§ **Task objective**: Lines that include the word "Read" are the ones to copy.

[Data records]
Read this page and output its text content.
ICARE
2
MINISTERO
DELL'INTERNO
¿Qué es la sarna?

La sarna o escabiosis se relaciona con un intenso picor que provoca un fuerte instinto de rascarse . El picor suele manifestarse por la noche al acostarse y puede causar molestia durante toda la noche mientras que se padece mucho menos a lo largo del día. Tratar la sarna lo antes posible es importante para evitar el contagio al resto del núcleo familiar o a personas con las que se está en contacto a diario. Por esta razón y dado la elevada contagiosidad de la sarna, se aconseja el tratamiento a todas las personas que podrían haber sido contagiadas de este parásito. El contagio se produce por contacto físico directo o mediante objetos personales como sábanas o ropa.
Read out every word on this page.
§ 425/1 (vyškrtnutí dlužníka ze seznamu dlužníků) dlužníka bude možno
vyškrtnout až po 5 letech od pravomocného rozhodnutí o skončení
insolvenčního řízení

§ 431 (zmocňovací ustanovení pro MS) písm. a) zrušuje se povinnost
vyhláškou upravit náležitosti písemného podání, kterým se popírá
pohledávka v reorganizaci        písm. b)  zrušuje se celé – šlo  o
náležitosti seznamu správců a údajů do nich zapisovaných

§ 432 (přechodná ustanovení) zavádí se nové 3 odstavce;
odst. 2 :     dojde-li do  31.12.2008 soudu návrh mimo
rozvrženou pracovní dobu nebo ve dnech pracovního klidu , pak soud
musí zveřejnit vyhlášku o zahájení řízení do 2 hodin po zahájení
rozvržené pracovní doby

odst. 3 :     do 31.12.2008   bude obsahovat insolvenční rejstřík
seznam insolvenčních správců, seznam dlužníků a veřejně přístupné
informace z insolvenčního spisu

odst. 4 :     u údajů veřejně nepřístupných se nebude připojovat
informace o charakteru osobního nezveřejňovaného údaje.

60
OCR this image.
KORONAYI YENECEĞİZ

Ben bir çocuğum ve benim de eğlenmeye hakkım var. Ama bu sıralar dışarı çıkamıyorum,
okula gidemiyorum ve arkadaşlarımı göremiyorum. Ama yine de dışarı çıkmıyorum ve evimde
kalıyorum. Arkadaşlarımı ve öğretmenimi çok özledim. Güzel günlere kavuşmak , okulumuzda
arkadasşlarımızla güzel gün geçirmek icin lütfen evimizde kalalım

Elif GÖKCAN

§ **Solution for this exercise**:
Read this page and output its text content.
Read out every word on this page.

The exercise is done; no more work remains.